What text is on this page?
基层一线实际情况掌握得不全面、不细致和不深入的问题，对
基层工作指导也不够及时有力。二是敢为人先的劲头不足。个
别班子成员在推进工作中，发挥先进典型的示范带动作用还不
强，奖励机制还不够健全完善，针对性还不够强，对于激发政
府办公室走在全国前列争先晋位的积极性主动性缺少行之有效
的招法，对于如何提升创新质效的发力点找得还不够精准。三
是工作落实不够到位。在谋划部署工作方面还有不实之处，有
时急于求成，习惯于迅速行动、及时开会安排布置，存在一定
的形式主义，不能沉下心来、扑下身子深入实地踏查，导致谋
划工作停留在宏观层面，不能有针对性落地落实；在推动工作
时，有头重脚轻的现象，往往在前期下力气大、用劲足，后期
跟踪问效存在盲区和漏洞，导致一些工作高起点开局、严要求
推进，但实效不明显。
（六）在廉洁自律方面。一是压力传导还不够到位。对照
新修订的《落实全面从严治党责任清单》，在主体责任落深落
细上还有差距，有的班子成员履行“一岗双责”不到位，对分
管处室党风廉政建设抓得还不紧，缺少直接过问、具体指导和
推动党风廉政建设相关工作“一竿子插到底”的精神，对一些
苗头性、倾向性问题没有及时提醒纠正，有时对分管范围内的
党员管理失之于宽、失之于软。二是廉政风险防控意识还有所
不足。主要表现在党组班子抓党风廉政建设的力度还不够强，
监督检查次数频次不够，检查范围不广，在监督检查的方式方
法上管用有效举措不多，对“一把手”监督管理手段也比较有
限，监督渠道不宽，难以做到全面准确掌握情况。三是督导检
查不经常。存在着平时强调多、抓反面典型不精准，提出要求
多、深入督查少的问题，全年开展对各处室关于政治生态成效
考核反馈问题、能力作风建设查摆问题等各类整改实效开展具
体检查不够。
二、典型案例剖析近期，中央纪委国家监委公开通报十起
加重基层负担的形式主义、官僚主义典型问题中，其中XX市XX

* _REQUIRED WORK_: Write the complete data out, exactly as above.

* _OUTPUT BELOW_:
What text is on this page?
基层一线实际情况掌握得不全面、不细致和不深入的问题，对
基层工作指导也不够及时有力。二是敢为人先的劲头不足。个
别班子成员在推进工作中，发挥先进典型的示范带动作用还不
强，奖励机制还不够健全完善，针对性还不够强，对于激发政
府办公室走在全国前列争先晋位的积极性主动性缺少行之有效
的招法，对于如何提升创新质效的发力点找得还不够精准。三
是工作落实不够到位。在谋划部署工作方面还有不实之处，有
时急于求成，习惯于迅速行动、及时开会安排布置，存在一定
的形式主义，不能沉下心来、扑下身子深入实地踏查，导致谋
划工作停留在宏观层面，不能有针对性落地落实；在推动工作
时，有头重脚轻的现象，往往在前期下力气大、用劲足，后期
跟踪问效存在盲区和漏洞，导致一些工作高起点开局、严要求
推进，但实效不明显。
（六）在廉洁自律方面。一是压力传导还不够到位。对照
新修订的《落实全面从严治党责任清单》，在主体责任落深落
细上还有差距，有的班子成员履行“一岗双责”不到位，对分
管处室党风廉政建设抓得还不紧，缺少直接过问、具体指导和
推动党风廉政建设相关工作“一竿子插到底”的精神，对一些
苗头性、倾向性问题没有及时提醒纠正，有时对分管范围内的
党员管理失之于宽、失之于软。二是廉政风险防控意识还有所
不足。主要表现在党组班子抓党风廉政建设的力度还不够强，
监督检查次数频次不够，检查范围不广，在监督检查的方式方
法上管用有效举措不多，对“一把手”监督管理手段也比较有
限，监督渠道不宽，难以做到全面准确掌握情况。三是督导检
查不经常。存在着平时强调多、抓反面典型不精准，提出要求
多、深入督查少的问题，全年开展对各处室关于政治生态成效
考核反馈问题、能力作风建设查摆问题等各类整改实效开展具
体检查不够。
二、典型案例剖析近期，中央纪委国家监委公开通报十起
加重基层负担的形式主义、官僚主义典型问题中，其中XX市XX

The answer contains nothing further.